YOUR OBJECTIVE:
Write the data out again exactly, with no pictures.

Dataset rows about figures
● ● ●
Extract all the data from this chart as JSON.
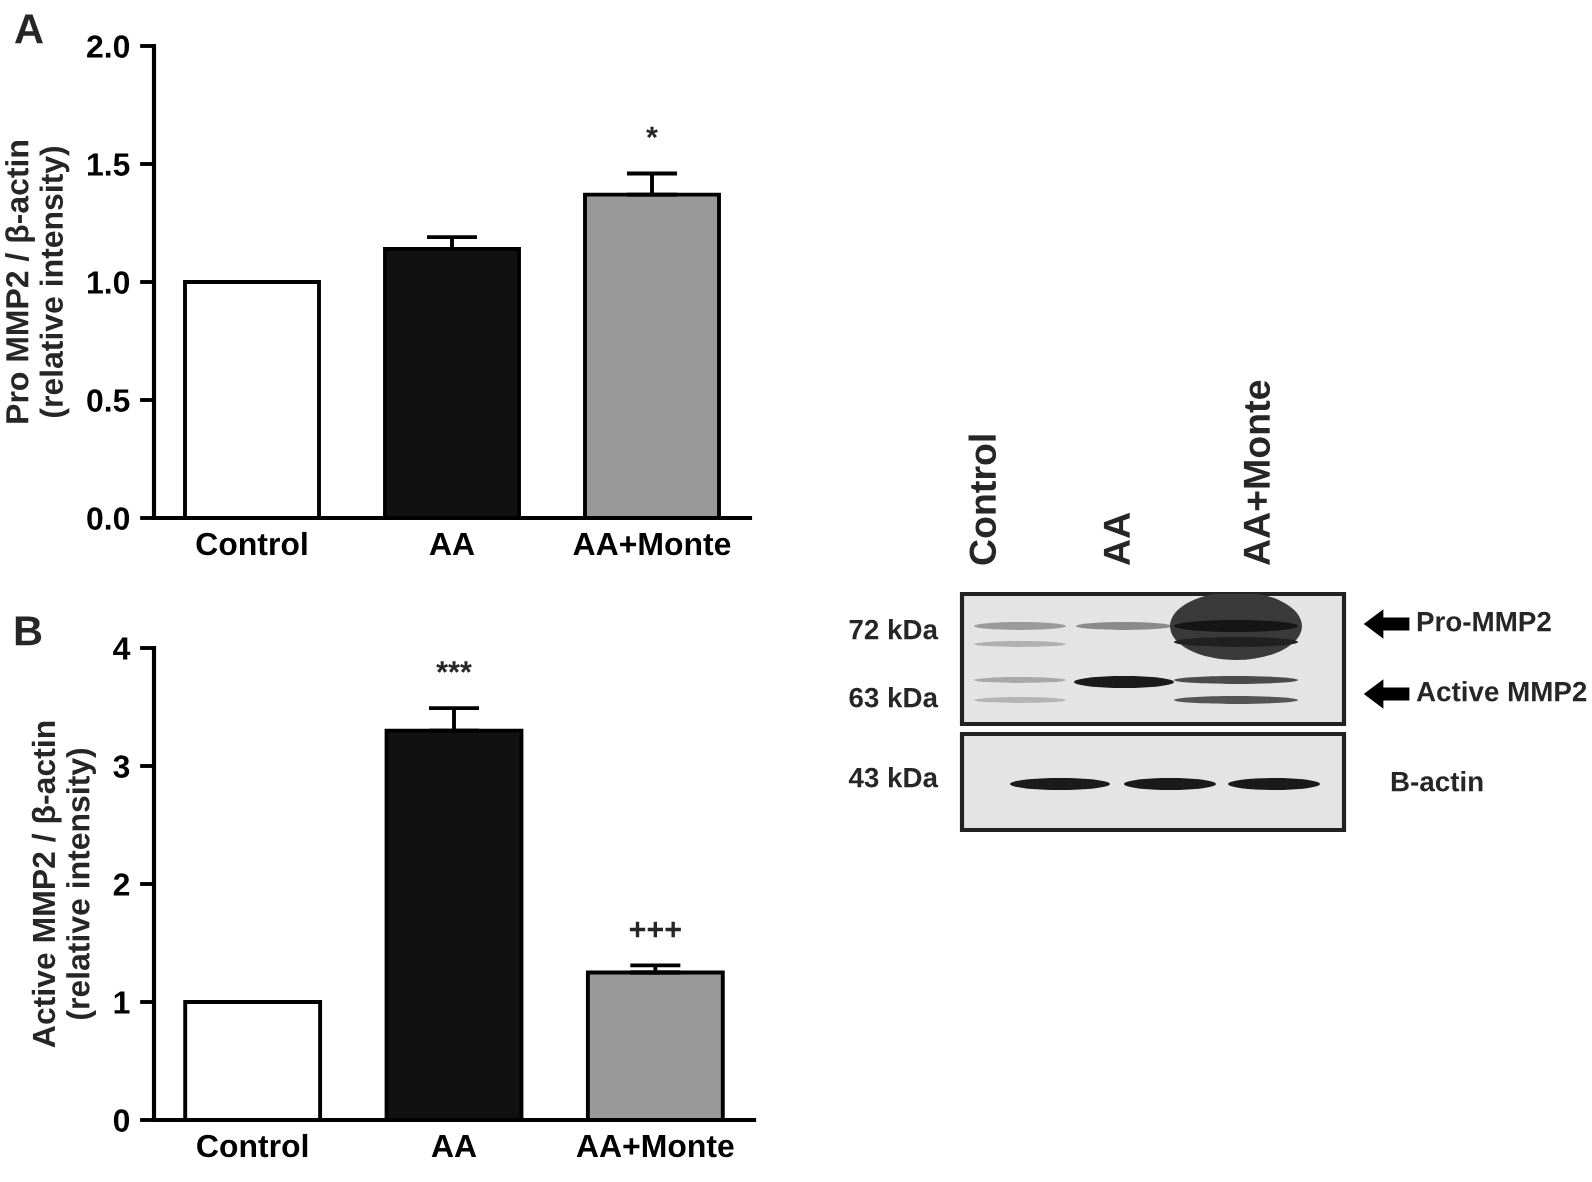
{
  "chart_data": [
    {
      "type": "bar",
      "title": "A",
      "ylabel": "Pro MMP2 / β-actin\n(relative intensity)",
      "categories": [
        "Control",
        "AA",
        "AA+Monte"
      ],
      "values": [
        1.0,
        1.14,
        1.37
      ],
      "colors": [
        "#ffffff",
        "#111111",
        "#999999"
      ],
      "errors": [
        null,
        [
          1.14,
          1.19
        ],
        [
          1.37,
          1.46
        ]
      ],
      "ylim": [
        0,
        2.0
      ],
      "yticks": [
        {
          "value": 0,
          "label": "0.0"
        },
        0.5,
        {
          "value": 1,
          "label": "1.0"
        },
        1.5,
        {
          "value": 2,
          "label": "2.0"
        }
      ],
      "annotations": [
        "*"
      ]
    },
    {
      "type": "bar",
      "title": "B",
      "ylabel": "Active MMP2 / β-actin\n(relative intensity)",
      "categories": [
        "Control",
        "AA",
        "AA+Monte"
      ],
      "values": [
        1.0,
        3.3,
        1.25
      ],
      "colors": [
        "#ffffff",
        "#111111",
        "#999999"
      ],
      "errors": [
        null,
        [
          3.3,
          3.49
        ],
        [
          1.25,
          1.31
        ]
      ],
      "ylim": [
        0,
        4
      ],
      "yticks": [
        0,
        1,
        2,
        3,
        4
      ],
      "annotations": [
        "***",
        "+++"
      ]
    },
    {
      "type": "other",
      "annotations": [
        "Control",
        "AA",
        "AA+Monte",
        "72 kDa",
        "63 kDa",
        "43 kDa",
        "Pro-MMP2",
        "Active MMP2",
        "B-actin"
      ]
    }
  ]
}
● ● ●
WRITTEN RESPONSE:
Extract all the data from this chart as JSON.
{
  "chart_data": [
    {
      "type": "bar",
      "title": "A",
      "ylabel": "Pro MMP2 / β-actin\n(relative intensity)",
      "categories": [
        "Control",
        "AA",
        "AA+Monte"
      ],
      "values": [
        1.0,
        1.14,
        1.37
      ],
      "colors": [
        "#ffffff",
        "#111111",
        "#999999"
      ],
      "errors": [
        null,
        [
          1.14,
          1.19
        ],
        [
          1.37,
          1.46
        ]
      ],
      "ylim": [
        0,
        2.0
      ],
      "yticks": [
        {
          "value": 0,
          "label": "0.0"
        },
        0.5,
        {
          "value": 1,
          "label": "1.0"
        },
        1.5,
        {
          "value": 2,
          "label": "2.0"
        }
      ],
      "annotations": [
        "*"
      ]
    },
    {
      "type": "bar",
      "title": "B",
      "ylabel": "Active MMP2 / β-actin\n(relative intensity)",
      "categories": [
        "Control",
        "AA",
        "AA+Monte"
      ],
      "values": [
        1.0,
        3.3,
        1.25
      ],
      "colors": [
        "#ffffff",
        "#111111",
        "#999999"
      ],
      "errors": [
        null,
        [
          3.3,
          3.49
        ],
        [
          1.25,
          1.31
        ]
      ],
      "ylim": [
        0,
        4
      ],
      "yticks": [
        0,
        1,
        2,
        3,
        4
      ],
      "annotations": [
        "***",
        "+++"
      ]
    },
    {
      "type": "other",
      "annotations": [
        "Control",
        "AA",
        "AA+Monte",
        "72 kDa",
        "63 kDa",
        "43 kDa",
        "Pro-MMP2",
        "Active MMP2",
        "B-actin"
      ]
    }
  ]
}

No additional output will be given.